***** Data in this exercise

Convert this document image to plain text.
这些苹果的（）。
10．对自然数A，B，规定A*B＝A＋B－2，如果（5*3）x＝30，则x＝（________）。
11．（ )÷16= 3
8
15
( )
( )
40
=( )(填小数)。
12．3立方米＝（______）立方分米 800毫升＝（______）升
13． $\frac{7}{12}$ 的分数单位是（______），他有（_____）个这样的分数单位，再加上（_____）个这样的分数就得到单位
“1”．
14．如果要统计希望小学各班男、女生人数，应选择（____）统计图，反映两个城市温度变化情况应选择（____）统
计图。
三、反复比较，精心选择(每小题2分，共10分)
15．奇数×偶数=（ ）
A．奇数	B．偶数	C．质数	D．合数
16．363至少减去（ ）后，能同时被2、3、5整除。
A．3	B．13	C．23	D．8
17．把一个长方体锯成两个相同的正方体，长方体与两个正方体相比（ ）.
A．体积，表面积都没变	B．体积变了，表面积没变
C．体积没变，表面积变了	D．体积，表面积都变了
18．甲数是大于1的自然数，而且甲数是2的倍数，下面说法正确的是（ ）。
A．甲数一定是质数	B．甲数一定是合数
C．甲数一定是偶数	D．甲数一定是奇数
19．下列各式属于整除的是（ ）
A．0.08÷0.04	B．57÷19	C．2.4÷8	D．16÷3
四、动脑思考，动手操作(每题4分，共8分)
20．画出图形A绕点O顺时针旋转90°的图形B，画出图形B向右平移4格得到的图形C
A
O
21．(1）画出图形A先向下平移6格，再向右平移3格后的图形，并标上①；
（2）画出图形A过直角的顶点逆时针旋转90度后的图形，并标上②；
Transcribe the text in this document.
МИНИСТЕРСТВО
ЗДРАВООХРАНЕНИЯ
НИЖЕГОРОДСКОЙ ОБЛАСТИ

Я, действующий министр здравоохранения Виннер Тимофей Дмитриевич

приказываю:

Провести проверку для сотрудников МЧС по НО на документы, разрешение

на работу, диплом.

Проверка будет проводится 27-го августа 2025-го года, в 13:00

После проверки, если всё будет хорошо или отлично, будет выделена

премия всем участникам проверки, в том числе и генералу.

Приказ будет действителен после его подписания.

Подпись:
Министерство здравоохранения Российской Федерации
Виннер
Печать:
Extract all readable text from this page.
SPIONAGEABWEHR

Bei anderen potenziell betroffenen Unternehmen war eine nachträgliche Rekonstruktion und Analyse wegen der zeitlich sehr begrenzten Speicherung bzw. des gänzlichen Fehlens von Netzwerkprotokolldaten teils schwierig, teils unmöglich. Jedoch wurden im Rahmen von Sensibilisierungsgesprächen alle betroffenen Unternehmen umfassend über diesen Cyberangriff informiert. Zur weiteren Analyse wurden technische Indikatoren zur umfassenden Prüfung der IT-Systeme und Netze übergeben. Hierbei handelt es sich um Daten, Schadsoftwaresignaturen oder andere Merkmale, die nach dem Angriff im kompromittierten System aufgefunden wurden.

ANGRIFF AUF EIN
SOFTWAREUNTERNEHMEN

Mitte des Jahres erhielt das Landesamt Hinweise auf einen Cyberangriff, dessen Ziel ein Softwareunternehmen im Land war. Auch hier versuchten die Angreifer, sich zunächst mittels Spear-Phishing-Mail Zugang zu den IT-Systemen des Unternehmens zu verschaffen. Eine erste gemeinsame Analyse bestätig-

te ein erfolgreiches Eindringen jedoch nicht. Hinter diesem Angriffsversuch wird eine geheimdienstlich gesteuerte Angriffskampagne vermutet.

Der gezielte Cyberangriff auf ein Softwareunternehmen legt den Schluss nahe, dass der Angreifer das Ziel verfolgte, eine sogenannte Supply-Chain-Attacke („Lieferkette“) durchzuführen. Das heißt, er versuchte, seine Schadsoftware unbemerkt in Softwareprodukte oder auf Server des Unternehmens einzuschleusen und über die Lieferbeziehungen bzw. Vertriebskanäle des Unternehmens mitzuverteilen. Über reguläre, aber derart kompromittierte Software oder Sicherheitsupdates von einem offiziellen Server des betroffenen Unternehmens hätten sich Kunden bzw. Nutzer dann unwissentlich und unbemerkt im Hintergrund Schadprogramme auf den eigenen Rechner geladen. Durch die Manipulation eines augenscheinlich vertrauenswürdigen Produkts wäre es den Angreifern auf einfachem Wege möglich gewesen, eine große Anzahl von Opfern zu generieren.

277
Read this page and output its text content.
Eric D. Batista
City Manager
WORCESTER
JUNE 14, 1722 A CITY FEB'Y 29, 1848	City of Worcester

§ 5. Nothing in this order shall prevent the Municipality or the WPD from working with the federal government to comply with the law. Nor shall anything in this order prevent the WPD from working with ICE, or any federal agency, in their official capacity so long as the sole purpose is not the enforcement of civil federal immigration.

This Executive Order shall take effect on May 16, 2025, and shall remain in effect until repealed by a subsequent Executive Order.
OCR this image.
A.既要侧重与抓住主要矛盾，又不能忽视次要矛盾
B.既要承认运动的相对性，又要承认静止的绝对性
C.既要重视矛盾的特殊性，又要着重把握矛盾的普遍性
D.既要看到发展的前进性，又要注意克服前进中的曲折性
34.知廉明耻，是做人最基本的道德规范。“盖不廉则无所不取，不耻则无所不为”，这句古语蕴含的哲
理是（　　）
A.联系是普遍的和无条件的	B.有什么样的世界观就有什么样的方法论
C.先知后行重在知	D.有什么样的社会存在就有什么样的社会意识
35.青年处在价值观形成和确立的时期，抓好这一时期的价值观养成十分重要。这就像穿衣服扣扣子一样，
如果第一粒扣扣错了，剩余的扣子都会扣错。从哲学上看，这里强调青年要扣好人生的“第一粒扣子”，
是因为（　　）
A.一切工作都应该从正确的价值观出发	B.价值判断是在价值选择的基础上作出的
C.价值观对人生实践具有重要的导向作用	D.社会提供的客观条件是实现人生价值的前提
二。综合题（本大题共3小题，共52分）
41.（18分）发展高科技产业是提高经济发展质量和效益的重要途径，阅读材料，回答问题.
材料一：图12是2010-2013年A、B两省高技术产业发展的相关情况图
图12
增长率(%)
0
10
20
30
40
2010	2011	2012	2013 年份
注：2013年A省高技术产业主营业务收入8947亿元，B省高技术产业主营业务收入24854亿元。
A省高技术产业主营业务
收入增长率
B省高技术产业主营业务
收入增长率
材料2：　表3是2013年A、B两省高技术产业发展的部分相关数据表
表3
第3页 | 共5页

**********

Only a number is wanted: how many lines contain the word "image"?

2